Could you copy the records below verbatim, starting at their very first line and ending at the line that contains "atom-column — [364, 313, 380, 339]", with both of those lines included?

--- start of LISTED RECORDS ---

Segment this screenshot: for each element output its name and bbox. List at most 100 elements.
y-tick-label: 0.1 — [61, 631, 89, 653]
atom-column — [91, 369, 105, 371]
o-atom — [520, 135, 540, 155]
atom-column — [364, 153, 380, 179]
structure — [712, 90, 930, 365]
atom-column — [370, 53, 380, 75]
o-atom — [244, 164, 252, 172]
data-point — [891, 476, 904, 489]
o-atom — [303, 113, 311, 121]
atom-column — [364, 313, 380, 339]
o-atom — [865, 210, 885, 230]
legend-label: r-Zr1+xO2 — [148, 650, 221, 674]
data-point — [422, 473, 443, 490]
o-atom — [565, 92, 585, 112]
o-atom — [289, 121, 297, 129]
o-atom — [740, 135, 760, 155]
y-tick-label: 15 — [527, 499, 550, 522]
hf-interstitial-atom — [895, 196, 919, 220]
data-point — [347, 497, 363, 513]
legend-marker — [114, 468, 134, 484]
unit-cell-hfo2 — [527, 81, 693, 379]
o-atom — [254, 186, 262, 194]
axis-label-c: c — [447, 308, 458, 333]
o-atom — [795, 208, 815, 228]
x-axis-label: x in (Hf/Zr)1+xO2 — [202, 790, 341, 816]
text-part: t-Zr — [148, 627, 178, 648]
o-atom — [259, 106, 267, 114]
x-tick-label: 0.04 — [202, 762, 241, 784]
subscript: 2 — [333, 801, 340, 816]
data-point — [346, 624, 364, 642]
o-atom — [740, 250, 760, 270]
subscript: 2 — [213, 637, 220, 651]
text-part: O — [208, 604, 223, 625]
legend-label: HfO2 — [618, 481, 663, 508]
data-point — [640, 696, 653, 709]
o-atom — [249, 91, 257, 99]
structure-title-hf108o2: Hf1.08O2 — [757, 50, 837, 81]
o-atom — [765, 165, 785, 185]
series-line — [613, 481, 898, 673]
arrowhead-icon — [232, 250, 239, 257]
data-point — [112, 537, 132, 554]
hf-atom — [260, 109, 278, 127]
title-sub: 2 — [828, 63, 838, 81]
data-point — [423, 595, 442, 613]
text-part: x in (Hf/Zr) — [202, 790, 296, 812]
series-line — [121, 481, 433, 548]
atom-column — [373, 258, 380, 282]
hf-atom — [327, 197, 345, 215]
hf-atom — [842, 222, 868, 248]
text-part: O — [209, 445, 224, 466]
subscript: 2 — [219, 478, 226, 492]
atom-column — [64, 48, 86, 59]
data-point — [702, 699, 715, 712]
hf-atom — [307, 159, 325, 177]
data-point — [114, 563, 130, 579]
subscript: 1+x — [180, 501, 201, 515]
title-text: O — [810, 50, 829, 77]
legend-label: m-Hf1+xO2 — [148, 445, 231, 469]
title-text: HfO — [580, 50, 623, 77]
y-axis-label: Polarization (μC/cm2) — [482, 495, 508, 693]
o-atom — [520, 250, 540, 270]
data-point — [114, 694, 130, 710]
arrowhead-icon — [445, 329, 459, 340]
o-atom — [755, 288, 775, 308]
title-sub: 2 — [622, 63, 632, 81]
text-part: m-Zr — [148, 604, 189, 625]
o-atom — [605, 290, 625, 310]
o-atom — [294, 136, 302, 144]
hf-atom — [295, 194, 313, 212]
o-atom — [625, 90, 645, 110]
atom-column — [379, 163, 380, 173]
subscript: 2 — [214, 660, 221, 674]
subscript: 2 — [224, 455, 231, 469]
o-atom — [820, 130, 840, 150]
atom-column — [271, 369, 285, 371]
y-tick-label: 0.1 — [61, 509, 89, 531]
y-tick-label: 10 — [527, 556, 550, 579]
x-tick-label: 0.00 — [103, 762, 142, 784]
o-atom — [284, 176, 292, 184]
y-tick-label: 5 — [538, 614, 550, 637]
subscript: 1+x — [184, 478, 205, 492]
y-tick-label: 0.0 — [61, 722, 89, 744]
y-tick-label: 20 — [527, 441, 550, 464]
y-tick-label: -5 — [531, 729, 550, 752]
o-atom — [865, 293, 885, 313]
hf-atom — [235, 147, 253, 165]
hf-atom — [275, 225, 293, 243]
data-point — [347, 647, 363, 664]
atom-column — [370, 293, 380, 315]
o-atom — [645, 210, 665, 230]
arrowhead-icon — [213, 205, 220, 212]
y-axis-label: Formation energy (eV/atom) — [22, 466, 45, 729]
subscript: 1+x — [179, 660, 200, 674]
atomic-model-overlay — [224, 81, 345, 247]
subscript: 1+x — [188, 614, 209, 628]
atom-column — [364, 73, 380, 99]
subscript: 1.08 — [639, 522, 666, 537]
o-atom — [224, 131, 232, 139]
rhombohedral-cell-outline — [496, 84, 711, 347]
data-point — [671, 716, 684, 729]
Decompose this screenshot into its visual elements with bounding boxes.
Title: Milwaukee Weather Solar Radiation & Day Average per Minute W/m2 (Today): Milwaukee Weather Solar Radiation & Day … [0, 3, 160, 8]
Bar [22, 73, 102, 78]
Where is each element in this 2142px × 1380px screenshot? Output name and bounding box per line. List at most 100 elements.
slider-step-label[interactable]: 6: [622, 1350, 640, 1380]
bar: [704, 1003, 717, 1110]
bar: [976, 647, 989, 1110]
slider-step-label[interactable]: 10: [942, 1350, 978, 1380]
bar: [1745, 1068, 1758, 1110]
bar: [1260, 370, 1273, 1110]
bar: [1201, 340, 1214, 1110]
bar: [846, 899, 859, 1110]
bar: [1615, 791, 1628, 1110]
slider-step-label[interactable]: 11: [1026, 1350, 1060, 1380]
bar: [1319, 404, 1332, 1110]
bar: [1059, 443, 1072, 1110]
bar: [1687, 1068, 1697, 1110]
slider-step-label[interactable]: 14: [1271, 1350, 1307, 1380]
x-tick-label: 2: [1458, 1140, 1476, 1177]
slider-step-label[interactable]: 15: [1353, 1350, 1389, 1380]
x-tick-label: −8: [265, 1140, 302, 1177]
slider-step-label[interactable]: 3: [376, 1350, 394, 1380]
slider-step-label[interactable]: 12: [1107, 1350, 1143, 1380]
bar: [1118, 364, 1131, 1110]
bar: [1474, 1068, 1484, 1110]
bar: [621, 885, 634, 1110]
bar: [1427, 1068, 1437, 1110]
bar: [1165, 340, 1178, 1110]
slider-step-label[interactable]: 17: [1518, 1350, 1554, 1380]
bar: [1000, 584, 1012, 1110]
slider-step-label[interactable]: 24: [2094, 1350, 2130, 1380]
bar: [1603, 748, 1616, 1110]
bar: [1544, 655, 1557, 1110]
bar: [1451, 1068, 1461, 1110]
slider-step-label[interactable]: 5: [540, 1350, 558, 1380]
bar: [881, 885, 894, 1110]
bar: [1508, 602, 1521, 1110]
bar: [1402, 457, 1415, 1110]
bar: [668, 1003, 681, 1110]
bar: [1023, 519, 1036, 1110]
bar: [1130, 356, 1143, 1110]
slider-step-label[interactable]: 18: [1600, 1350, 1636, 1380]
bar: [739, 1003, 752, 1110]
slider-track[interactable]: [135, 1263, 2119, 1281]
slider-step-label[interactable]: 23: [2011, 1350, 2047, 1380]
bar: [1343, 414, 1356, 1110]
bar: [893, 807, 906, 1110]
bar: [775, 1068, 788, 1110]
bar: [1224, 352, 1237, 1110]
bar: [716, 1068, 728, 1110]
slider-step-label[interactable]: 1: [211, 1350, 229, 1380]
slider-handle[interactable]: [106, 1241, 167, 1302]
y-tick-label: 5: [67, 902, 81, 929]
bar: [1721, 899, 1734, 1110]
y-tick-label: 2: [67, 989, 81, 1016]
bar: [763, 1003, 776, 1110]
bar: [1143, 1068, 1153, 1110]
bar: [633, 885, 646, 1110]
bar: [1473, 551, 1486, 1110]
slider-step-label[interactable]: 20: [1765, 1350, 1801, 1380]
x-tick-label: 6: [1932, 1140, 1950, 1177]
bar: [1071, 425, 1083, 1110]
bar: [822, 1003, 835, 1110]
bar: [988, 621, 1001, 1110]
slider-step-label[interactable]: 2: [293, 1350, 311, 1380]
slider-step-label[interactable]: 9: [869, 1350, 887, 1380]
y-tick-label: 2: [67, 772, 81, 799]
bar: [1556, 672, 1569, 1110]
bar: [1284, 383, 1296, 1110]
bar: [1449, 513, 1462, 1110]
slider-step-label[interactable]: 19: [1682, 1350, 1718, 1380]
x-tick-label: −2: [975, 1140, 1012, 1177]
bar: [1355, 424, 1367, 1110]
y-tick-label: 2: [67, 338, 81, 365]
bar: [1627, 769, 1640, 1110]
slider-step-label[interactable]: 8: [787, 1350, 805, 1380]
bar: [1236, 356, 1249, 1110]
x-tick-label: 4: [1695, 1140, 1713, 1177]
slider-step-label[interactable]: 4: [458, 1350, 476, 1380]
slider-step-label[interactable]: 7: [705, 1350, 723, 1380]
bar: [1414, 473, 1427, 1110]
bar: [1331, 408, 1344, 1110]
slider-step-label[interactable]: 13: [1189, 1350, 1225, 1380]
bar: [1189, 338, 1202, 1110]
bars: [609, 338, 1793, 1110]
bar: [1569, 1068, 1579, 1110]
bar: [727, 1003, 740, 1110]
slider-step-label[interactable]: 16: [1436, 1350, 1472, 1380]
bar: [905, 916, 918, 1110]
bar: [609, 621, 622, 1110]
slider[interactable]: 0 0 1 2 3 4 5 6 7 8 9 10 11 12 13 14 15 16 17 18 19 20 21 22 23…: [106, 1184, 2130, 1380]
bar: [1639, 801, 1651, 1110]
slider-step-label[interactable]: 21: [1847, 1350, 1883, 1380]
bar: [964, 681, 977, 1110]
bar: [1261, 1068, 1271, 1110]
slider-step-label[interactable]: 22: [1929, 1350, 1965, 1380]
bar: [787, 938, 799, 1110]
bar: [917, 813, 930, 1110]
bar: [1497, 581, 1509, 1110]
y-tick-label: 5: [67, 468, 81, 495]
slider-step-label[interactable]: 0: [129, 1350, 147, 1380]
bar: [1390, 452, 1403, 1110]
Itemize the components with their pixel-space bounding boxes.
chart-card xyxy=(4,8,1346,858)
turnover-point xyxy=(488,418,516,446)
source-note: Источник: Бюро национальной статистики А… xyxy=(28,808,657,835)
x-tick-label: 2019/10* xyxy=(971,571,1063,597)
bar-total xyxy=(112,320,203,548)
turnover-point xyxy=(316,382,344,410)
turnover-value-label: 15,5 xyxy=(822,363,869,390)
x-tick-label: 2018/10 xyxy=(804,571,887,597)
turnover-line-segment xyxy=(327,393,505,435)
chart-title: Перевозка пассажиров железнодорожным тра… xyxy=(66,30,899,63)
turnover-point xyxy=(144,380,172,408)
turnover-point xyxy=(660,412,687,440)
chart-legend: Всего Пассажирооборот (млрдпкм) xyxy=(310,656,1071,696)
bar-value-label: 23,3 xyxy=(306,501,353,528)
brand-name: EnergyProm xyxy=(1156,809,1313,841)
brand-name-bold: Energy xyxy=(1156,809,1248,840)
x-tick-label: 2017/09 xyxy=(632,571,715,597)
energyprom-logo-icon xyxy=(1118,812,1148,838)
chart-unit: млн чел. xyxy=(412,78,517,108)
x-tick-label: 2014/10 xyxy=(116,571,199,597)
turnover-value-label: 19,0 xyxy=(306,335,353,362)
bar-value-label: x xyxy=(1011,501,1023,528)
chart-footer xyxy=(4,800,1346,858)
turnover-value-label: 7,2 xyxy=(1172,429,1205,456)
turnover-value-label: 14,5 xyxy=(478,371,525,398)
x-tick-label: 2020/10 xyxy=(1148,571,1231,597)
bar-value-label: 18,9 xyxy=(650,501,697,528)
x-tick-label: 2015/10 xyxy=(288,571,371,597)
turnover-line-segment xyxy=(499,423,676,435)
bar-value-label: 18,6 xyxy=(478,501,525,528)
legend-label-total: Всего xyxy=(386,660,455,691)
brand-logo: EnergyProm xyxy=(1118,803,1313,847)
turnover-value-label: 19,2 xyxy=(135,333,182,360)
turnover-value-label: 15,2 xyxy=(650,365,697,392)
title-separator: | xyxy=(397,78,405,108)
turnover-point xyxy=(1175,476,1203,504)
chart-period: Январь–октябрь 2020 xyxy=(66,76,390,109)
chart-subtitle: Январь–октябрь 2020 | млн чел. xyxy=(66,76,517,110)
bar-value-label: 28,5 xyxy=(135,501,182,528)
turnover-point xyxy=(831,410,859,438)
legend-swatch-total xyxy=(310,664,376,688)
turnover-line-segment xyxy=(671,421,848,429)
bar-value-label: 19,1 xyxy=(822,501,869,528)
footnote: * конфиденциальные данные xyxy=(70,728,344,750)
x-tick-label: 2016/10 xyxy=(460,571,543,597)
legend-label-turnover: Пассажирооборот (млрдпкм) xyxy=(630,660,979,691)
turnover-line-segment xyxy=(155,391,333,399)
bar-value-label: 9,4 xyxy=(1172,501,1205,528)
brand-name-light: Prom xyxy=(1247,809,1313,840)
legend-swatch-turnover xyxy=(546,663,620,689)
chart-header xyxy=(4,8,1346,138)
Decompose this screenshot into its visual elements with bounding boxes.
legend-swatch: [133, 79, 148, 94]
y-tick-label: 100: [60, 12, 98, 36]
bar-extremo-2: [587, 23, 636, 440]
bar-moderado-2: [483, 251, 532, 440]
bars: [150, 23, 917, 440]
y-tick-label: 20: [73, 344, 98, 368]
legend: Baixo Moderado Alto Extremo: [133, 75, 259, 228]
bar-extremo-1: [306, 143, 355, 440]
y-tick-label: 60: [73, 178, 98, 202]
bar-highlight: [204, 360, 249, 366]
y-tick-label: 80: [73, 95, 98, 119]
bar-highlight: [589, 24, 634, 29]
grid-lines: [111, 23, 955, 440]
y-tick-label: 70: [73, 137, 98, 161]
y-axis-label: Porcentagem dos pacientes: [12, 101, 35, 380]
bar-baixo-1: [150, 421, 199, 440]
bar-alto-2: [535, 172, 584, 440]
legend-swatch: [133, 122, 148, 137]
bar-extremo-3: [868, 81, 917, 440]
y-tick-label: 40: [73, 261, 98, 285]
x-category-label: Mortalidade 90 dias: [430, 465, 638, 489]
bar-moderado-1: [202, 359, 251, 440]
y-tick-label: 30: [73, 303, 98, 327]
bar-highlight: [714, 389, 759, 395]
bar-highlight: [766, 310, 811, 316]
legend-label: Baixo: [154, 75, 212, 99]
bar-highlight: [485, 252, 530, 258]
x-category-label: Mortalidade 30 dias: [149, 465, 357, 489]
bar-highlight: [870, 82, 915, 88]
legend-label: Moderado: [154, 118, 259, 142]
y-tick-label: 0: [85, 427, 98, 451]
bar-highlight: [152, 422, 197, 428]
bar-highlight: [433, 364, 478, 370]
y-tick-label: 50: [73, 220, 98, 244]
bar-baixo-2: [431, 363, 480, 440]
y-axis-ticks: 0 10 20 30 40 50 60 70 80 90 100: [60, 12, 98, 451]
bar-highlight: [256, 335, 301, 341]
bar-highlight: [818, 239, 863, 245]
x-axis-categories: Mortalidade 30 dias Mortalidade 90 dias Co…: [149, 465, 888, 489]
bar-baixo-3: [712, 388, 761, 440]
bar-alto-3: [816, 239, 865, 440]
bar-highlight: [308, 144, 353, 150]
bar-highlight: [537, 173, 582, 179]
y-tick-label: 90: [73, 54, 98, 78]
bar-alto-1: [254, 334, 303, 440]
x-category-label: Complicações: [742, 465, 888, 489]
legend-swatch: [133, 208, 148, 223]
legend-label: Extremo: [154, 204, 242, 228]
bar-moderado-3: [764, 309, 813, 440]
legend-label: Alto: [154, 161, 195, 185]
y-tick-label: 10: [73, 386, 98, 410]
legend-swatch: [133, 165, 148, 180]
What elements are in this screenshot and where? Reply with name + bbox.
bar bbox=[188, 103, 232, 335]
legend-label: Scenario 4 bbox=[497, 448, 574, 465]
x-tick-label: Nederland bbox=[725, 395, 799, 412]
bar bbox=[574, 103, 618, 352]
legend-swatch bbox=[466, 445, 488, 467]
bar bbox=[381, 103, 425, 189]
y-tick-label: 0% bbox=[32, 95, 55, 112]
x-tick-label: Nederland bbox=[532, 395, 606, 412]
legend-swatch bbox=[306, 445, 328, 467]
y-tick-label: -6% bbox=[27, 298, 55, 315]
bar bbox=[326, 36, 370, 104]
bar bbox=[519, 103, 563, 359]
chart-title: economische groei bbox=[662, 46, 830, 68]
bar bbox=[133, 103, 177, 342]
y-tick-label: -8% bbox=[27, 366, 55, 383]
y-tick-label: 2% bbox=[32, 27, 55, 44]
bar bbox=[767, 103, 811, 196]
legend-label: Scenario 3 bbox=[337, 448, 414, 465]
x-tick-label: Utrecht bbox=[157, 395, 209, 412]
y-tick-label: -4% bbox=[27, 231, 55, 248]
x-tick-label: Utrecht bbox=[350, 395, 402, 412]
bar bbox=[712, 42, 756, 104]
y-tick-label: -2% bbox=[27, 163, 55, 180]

--- end of LISTED RECORDS ---

_EXERCISE RESULT:_
Segment this screenshot: for each element output its name and bbox. List at most 100 elements.
y-tick-label: 0.1 — [61, 631, 89, 653]
atom-column — [91, 369, 105, 371]
o-atom — [520, 135, 540, 155]
atom-column — [364, 153, 380, 179]
structure — [712, 90, 930, 365]
atom-column — [370, 53, 380, 75]
o-atom — [244, 164, 252, 172]
data-point — [891, 476, 904, 489]
o-atom — [303, 113, 311, 121]
atom-column — [364, 313, 380, 339]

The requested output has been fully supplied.